___ Data supplied ___
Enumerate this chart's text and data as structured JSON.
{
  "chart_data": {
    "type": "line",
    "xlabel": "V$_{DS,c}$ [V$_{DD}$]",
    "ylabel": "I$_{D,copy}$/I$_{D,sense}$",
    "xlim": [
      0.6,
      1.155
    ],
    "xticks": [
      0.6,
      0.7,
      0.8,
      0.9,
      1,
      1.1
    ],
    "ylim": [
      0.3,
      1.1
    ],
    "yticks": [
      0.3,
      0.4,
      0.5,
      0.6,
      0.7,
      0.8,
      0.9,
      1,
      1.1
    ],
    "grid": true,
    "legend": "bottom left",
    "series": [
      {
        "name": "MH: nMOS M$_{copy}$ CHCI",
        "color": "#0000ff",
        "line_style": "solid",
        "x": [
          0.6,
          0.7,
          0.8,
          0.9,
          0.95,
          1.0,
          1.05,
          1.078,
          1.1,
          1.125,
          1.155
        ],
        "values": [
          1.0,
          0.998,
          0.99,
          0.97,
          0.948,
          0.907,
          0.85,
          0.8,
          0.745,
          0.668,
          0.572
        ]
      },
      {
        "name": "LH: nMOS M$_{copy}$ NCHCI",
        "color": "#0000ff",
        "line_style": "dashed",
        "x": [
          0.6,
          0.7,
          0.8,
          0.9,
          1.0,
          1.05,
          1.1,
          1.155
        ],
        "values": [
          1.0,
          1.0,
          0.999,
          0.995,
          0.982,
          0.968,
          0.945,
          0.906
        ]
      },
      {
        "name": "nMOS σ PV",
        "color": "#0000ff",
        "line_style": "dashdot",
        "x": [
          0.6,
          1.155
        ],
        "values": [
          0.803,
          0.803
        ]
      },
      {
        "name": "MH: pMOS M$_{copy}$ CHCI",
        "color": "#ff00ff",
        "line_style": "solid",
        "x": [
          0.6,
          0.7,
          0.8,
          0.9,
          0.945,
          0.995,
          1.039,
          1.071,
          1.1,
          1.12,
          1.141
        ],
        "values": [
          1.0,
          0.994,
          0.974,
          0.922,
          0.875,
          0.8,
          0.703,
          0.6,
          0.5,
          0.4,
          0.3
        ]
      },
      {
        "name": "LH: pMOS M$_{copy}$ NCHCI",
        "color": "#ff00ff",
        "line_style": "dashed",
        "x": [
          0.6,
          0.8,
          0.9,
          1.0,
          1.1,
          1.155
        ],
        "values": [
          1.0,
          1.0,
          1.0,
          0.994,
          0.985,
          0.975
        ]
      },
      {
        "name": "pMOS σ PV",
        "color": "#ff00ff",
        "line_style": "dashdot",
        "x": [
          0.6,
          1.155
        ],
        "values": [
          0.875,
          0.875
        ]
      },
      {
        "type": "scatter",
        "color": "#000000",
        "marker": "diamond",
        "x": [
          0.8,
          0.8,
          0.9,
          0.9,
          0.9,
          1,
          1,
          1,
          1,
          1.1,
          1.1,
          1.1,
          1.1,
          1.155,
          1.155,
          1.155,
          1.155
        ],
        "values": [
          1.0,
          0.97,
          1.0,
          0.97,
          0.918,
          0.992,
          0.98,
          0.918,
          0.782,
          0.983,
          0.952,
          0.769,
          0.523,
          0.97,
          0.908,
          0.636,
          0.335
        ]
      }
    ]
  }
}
___
___ Data supplied ___
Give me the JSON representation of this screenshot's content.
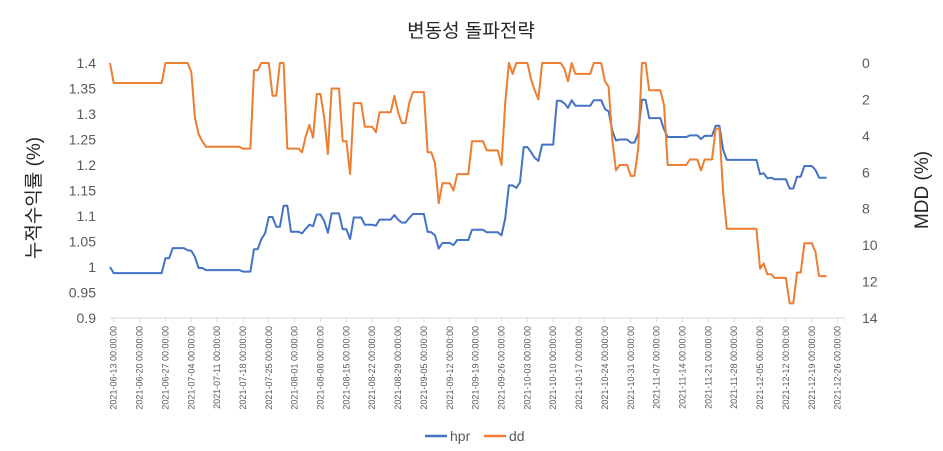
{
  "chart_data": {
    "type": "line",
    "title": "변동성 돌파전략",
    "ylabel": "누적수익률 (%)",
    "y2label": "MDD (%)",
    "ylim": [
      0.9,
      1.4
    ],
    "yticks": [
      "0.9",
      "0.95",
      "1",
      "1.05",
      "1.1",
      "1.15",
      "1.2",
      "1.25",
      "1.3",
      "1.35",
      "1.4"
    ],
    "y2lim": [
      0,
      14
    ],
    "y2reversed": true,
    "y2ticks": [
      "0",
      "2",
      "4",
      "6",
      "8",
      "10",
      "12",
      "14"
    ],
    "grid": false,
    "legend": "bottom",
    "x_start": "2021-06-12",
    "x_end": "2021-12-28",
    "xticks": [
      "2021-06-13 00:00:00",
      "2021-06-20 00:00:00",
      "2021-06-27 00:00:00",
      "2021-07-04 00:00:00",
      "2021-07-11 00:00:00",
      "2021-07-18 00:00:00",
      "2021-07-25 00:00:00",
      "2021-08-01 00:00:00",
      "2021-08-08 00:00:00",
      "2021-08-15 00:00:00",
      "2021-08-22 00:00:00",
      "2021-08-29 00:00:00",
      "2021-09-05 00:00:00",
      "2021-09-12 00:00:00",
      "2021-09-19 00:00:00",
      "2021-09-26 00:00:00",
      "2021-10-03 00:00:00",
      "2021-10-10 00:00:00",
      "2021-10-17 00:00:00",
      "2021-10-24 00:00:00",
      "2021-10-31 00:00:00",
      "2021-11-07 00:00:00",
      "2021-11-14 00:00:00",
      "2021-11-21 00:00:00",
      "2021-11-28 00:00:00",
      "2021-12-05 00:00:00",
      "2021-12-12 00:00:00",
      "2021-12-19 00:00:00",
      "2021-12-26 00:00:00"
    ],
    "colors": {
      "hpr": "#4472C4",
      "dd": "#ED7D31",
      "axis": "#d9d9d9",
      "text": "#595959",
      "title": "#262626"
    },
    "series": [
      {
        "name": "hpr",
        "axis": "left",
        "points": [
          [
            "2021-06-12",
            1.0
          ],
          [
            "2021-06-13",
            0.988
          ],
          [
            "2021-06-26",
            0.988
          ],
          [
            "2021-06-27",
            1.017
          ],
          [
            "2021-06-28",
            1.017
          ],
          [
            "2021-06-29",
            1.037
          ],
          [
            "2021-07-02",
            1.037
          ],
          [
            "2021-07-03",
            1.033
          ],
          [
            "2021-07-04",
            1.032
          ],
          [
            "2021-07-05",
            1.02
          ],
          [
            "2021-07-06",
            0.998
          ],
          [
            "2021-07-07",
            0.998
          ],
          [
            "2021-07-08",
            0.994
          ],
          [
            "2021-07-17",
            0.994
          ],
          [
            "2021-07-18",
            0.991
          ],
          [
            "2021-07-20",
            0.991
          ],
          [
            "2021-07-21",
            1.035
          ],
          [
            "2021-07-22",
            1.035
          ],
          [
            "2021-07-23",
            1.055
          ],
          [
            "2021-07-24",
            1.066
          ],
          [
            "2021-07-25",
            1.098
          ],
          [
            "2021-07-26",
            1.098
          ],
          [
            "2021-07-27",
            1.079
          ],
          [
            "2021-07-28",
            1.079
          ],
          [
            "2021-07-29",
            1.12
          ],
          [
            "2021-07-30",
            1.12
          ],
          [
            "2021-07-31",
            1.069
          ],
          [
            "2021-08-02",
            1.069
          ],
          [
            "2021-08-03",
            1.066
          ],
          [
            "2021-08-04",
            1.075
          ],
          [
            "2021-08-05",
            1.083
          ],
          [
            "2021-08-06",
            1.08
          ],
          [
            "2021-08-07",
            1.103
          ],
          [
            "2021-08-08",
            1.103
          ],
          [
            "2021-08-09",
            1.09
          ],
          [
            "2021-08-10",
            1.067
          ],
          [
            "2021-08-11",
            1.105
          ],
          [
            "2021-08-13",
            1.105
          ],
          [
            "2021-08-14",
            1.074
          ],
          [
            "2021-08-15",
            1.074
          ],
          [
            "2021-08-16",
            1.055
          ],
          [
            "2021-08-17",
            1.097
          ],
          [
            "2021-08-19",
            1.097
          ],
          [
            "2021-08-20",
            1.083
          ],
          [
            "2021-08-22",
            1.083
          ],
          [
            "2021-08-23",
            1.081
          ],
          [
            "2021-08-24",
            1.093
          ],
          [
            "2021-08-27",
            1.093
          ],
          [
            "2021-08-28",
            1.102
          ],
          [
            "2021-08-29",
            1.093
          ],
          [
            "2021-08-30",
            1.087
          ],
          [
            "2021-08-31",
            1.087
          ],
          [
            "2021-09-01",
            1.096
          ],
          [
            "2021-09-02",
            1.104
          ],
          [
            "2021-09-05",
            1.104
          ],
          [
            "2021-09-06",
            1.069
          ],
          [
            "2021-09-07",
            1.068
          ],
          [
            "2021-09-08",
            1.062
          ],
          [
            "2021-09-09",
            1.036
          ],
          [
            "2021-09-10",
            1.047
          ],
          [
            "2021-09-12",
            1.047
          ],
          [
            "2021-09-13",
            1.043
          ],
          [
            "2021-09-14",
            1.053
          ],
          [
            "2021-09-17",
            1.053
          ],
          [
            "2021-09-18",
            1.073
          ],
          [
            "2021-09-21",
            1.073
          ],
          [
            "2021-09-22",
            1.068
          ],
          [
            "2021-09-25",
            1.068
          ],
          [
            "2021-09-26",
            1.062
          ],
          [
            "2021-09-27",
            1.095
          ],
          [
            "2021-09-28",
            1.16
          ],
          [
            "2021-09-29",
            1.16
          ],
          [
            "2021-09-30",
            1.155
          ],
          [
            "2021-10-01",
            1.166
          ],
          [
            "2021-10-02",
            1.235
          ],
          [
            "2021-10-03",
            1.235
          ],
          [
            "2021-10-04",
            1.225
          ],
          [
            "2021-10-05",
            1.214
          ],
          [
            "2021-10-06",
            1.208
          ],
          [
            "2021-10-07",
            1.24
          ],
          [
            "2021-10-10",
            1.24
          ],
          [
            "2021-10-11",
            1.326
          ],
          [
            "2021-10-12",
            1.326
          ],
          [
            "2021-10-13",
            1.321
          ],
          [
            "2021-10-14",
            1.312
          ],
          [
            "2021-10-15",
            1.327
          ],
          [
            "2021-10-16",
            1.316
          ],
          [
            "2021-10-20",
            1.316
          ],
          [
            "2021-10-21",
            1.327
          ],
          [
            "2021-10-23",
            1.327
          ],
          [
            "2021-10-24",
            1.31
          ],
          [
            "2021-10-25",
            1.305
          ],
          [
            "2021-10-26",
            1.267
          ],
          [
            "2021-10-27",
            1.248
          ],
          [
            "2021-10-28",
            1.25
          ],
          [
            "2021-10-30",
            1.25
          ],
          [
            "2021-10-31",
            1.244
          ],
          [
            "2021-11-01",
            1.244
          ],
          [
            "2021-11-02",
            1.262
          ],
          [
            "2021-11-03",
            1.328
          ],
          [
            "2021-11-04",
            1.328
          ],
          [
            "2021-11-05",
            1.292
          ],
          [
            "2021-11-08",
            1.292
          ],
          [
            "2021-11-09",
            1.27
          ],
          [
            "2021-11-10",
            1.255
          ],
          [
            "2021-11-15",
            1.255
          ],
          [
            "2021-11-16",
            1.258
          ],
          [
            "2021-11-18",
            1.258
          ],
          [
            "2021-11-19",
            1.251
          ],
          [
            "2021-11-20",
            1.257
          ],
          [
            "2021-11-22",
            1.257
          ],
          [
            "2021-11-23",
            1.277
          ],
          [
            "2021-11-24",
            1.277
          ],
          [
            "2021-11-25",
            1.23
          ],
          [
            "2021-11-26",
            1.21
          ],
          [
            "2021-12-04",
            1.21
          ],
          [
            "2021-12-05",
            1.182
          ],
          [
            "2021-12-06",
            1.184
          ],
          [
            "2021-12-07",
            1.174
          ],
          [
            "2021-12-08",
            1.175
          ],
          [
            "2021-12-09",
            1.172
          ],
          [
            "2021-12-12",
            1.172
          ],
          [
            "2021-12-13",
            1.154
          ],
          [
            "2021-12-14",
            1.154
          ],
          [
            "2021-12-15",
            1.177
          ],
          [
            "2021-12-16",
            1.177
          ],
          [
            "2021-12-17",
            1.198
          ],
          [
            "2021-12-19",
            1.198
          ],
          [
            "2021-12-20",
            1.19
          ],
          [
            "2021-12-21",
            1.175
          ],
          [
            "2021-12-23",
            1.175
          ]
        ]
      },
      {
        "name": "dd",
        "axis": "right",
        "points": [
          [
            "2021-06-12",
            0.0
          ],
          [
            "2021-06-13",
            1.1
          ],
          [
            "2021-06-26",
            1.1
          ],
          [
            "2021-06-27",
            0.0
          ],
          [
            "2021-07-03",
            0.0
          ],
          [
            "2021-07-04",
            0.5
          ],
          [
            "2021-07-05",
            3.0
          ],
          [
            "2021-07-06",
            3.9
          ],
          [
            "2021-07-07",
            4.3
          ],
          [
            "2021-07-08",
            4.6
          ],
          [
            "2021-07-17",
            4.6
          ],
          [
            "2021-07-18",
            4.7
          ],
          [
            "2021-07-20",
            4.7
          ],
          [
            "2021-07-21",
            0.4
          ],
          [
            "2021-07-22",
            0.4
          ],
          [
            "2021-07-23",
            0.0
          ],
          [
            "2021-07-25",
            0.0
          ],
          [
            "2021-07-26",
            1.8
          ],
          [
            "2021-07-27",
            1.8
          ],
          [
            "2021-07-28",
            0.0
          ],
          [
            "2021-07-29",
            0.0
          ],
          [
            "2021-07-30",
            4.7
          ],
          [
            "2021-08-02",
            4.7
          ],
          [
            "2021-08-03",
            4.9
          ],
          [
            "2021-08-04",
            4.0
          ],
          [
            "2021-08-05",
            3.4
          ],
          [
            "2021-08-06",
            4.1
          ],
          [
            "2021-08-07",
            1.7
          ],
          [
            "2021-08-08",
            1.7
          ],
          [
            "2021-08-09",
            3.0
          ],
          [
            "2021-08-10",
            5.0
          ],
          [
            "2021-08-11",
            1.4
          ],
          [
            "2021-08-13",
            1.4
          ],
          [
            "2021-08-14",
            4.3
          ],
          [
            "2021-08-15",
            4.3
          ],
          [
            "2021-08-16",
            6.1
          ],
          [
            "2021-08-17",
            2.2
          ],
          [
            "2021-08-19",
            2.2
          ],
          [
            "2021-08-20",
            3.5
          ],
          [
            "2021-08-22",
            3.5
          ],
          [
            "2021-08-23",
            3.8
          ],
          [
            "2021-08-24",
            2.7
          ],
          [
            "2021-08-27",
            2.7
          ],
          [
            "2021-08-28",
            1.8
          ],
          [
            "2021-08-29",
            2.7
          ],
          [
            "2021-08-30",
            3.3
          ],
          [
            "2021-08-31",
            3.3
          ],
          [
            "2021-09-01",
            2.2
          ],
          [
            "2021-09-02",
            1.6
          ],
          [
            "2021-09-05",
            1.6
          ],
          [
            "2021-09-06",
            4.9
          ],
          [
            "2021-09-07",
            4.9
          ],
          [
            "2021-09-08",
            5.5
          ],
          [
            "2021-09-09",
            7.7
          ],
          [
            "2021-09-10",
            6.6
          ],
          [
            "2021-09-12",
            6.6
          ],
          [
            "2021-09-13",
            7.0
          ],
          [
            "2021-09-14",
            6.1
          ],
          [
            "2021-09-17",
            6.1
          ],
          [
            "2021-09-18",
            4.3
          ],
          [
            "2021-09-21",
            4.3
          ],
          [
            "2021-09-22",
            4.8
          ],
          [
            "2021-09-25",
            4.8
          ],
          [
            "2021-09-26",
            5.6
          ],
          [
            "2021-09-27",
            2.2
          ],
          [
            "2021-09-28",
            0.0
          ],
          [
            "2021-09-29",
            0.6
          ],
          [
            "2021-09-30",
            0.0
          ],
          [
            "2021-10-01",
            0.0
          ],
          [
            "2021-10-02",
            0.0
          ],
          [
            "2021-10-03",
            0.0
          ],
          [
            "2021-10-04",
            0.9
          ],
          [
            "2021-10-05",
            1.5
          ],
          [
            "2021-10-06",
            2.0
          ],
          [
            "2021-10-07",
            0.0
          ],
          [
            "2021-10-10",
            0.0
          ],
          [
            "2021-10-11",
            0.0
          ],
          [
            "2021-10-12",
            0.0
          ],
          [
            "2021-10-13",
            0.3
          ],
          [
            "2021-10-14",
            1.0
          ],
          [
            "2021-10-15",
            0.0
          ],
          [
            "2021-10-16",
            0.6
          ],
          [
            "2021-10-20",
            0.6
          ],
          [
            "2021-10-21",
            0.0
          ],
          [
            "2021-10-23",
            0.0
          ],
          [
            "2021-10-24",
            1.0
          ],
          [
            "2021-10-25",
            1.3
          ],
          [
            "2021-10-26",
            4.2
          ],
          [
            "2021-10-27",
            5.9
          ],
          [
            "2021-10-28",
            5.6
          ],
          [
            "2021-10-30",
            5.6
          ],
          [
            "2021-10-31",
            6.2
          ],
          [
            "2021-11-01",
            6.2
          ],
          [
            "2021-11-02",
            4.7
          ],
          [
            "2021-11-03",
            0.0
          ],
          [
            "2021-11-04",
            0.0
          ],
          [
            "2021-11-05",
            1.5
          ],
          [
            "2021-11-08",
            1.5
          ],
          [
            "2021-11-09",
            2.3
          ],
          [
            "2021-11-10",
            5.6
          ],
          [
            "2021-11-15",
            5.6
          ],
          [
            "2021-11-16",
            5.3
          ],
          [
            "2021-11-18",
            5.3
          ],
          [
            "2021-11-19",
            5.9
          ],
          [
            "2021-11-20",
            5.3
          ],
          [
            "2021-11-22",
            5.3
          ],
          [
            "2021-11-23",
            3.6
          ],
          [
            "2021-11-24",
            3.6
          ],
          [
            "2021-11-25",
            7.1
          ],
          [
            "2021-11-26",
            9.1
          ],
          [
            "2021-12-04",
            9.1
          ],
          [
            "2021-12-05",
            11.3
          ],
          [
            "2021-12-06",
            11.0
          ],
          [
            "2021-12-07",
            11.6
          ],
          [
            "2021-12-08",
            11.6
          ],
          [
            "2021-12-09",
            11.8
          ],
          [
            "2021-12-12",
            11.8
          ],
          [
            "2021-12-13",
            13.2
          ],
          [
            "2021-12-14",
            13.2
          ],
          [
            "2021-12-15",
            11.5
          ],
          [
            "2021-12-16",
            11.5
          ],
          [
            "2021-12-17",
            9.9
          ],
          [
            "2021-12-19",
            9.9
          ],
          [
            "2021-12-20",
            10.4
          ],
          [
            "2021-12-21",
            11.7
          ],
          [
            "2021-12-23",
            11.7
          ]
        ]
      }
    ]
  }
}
___
___ Data supplied ___
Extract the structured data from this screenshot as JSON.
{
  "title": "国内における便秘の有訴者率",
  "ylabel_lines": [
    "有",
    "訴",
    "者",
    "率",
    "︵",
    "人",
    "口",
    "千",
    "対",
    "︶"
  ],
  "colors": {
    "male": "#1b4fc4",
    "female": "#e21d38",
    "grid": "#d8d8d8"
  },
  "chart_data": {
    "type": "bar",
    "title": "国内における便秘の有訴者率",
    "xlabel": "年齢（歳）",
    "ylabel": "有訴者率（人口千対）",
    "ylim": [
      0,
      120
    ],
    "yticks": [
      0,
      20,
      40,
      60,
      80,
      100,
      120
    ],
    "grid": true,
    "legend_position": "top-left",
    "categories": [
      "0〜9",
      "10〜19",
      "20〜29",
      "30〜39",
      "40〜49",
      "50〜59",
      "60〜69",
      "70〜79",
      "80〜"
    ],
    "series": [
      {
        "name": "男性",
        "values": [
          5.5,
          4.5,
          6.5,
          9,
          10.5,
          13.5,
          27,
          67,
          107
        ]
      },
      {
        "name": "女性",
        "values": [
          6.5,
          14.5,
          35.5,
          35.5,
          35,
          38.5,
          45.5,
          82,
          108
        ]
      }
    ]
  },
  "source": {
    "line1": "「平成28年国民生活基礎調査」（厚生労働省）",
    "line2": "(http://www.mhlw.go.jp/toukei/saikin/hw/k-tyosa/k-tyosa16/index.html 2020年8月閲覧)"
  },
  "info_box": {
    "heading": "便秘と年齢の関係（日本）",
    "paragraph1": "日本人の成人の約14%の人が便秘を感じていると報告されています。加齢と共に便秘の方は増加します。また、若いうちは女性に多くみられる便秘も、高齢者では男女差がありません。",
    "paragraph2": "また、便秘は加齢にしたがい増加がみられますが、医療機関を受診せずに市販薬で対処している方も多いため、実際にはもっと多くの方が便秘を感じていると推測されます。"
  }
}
___
Exercise details: Which lines in the records above contain the string "grid"? Copy each one.

In response:
    "grid": true,
    "grid": false,
    "grid": "#d8d8d8"
    "grid": true,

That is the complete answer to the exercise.